§ EXERCISE OBJECTIVE
Type out the data exactly as given. Skip any image.

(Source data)
::::::::::
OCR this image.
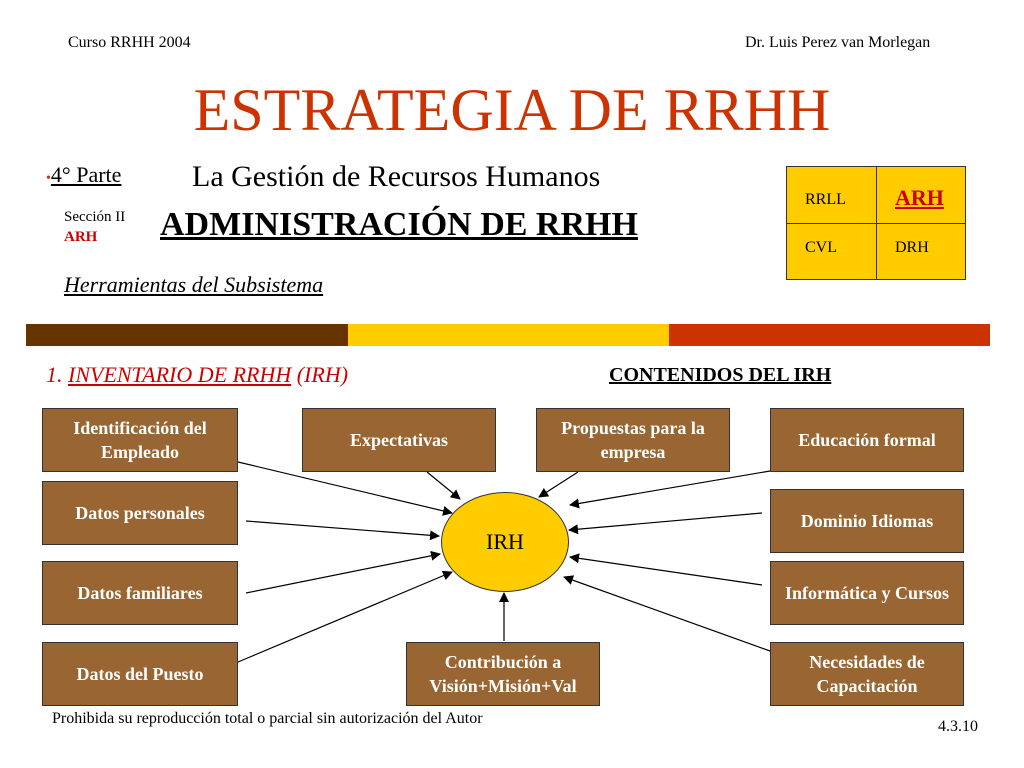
Curso RRHH 2004	Dr. Luis Perez van Morlegan
ESTRATEGIA DE RRHH
•4° Parte La Gestión de Recursos Humanos
Sección II
ARH	ADMINISTRACIÓN DE RRHH
Herramientas del Subsistema
RRLL ARH
CVL	DRH
1. INVENTARIO DE RRHH (IRH)	CONTENIDOS DEL IRH
Identificación del Empleado
Datos personales
Datos familiares
Datos del Puesto
Expectativas
Propuestas para la empresa
IRH
Contribución a Visión+Misión+Val
Educación formal
Dominio Idiomas
Informática y Cursos
Necesidades de Capacitación
Prohibida su reproducción total o parcial sin autorización del Autor	4.3.10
::::::::::
§ SOLUTION
OCR this image.
Curso RRHH 2004	Dr. Luis Perez van Morlegan
ESTRATEGIA DE RRHH
•4° Parte La Gestión de Recursos Humanos
Sección II
ARH	ADMINISTRACIÓN DE RRHH
Herramientas del Subsistema
RRLL ARH
CVL	DRH
1. INVENTARIO DE RRHH (IRH)	CONTENIDOS DEL IRH
Identificación del Empleado
Datos personales
Datos familiares
Datos del Puesto
Expectativas
Propuestas para la empresa
IRH
Contribución a Visión+Misión+Val
Educación formal
Dominio Idiomas
Informática y Cursos
Necesidades de Capacitación
Prohibida su reproducción total o parcial sin autorización del Autor	4.3.10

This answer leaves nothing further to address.